TASK PROMPT:
Select every line containing the word "JSON" from the material, and copy those lines.

EXERCISE MATERIALS:
::::::::

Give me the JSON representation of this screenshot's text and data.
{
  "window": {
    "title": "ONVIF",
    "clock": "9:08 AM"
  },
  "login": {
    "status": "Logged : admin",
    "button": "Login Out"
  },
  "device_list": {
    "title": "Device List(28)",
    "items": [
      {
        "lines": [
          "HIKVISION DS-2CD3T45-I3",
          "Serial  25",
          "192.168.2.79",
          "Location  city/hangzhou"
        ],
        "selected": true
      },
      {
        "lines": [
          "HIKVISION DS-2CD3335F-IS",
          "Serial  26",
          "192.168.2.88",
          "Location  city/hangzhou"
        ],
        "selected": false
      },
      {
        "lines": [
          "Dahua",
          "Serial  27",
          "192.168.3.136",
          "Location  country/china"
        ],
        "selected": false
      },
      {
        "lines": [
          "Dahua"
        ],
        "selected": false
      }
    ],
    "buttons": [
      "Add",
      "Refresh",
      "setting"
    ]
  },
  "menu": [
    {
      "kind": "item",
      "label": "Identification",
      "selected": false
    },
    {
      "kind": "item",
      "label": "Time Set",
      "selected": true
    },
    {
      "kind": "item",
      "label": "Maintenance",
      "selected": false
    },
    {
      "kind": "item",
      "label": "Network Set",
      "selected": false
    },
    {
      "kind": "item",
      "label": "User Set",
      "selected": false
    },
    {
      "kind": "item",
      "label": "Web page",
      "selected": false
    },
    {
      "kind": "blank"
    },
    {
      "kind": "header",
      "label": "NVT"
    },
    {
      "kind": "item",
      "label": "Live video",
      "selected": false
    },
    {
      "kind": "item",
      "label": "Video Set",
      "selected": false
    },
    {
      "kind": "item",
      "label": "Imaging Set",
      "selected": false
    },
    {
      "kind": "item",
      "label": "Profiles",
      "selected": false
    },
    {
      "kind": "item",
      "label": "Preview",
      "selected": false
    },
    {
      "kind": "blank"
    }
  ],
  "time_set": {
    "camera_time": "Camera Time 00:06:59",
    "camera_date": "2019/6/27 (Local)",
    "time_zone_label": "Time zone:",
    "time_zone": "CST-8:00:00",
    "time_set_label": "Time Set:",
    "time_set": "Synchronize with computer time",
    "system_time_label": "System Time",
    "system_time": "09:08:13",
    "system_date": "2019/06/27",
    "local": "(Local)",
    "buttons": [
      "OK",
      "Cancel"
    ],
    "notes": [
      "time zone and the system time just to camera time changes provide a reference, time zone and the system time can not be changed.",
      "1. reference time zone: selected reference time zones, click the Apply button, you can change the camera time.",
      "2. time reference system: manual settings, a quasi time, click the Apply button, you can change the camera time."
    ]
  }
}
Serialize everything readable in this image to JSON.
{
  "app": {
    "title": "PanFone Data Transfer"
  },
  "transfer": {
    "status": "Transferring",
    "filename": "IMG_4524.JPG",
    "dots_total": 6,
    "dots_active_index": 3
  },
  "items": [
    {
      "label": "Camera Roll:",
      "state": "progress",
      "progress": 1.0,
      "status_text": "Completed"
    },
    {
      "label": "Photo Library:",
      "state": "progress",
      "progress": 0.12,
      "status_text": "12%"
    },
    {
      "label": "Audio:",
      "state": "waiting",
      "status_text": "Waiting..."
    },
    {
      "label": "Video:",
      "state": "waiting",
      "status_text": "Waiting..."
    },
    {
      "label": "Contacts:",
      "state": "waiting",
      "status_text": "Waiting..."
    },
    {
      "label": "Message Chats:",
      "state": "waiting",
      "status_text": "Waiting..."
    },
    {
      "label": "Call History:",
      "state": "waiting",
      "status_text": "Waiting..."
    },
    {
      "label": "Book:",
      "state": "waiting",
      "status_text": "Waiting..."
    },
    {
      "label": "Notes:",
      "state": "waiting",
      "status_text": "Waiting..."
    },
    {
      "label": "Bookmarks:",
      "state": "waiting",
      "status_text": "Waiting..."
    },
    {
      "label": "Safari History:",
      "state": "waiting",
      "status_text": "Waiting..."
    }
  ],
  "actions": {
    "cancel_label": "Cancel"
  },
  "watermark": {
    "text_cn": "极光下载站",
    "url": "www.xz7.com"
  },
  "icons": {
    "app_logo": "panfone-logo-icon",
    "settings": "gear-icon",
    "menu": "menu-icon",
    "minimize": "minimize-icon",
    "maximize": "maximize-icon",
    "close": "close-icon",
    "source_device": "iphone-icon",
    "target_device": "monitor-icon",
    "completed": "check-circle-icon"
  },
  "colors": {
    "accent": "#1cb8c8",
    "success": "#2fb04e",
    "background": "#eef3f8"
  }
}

::::::::

WRITTEN ANSWER:
Give me the JSON representation of this screenshot's text and data.
Serialize everything readable in this image to JSON.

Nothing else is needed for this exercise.